Each entry should be quoted word for word, including every mark of punctuation.
-------- Records provided
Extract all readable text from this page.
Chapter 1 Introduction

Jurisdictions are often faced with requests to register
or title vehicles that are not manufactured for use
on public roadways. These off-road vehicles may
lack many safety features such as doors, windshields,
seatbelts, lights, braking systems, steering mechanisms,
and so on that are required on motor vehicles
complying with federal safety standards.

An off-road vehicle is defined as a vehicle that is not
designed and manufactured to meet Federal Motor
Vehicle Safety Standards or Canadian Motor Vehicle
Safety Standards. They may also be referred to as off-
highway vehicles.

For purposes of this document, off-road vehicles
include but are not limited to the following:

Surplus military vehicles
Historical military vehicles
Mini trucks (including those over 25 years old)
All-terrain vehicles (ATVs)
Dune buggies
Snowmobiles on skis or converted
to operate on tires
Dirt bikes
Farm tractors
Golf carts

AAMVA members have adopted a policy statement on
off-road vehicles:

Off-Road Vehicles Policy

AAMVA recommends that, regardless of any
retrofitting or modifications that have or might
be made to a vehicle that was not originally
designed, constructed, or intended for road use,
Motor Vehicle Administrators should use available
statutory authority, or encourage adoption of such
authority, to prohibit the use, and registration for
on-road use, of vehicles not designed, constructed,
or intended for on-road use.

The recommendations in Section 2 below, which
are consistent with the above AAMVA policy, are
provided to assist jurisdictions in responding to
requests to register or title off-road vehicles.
----------------
== The solution ==
Extract all readable text from this page.
Chapter 1 Introduction

Jurisdictions are often faced with requests to register
or title vehicles that are not manufactured for use
on public roadways. These off-road vehicles may
lack many safety features such as doors, windshields,
seatbelts, lights, braking systems, steering mechanisms,
and so on that are required on motor vehicles
complying with federal safety standards.

An off-road vehicle is defined as a vehicle that is not
designed and manufactured to meet Federal Motor
Vehicle Safety Standards or Canadian Motor Vehicle
Safety Standards. They may also be referred to as off-
highway vehicles.

For purposes of this document, off-road vehicles
include but are not limited to the following:

Surplus military vehicles
Historical military vehicles
Mini trucks (including those over 25 years old)
All-terrain vehicles (ATVs)
Dune buggies
Snowmobiles on skis or converted
to operate on tires
Dirt bikes
Farm tractors
Golf carts

AAMVA members have adopted a policy statement on
off-road vehicles:

Off-Road Vehicles Policy

AAMVA recommends that, regardless of any
retrofitting or modifications that have or might
be made to a vehicle that was not originally
designed, constructed, or intended for road use,
Motor Vehicle Administrators should use available
statutory authority, or encourage adoption of such
authority, to prohibit the use, and registration for
on-road use, of vehicles not designed, constructed,
or intended for on-road use.

The recommendations in Section 2 below, which
are consistent with the above AAMVA policy, are
provided to assist jurisdictions in responding to
requests to register or title off-road vehicles.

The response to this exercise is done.